- AIM: Copy down all of the data underneath, exactly as shown.

## BEGIN EXTRACTED RECORDS

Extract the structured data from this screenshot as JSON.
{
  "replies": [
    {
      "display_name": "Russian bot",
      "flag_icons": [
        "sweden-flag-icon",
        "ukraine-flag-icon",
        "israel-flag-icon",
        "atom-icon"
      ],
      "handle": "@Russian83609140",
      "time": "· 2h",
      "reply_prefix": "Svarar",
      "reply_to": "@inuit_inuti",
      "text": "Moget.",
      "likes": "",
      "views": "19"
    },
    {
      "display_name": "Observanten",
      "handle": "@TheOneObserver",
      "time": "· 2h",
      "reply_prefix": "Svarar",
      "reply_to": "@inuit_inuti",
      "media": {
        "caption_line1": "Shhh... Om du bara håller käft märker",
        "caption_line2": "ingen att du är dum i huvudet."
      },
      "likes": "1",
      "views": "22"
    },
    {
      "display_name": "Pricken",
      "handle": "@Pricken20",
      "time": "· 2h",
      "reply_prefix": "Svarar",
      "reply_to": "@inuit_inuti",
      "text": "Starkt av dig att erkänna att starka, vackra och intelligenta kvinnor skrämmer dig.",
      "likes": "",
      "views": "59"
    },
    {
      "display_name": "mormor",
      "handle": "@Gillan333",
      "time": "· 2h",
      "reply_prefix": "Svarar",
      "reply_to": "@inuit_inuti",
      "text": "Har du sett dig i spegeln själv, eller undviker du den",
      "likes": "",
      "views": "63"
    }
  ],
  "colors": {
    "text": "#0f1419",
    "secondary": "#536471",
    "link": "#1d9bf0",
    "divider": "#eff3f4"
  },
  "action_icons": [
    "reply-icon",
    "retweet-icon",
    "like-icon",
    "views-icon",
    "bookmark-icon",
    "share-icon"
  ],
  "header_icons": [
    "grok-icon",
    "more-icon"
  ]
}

## END EXTRACTED RECORDS

- SOLVED EXERCISE:
Extract the structured data from this screenshot as JSON.
{
  "replies": [
    {
      "display_name": "Russian bot",
      "flag_icons": [
        "sweden-flag-icon",
        "ukraine-flag-icon",
        "israel-flag-icon",
        "atom-icon"
      ],
      "handle": "@Russian83609140",
      "time": "· 2h",
      "reply_prefix": "Svarar",
      "reply_to": "@inuit_inuti",
      "text": "Moget.",
      "likes": "",
      "views": "19"
    },
    {
      "display_name": "Observanten",
      "handle": "@TheOneObserver",
      "time": "· 2h",
      "reply_prefix": "Svarar",
      "reply_to": "@inuit_inuti",
      "media": {
        "caption_line1": "Shhh... Om du bara håller käft märker",
        "caption_line2": "ingen att du är dum i huvudet."
      },
      "likes": "1",
      "views": "22"
    },
    {
      "display_name": "Pricken",
      "handle": "@Pricken20",
      "time": "· 2h",
      "reply_prefix": "Svarar",
      "reply_to": "@inuit_inuti",
      "text": "Starkt av dig att erkänna att starka, vackra och intelligenta kvinnor skrämmer dig.",
      "likes": "",
      "views": "59"
    },
    {
      "display_name": "mormor",
      "handle": "@Gillan333",
      "time": "· 2h",
      "reply_prefix": "Svarar",
      "reply_to": "@inuit_inuti",
      "text": "Har du sett dig i spegeln själv, eller undviker du den",
      "likes": "",
      "views": "63"
    }
  ],
  "colors": {
    "text": "#0f1419",
    "secondary": "#536471",
    "link": "#1d9bf0",
    "divider": "#eff3f4"
  },
  "action_icons": [
    "reply-icon",
    "retweet-icon",
    "like-icon",
    "views-icon",
    "bookmark-icon",
    "share-icon"
  ],
  "header_icons": [
    "grok-icon",
    "more-icon"
  ]
}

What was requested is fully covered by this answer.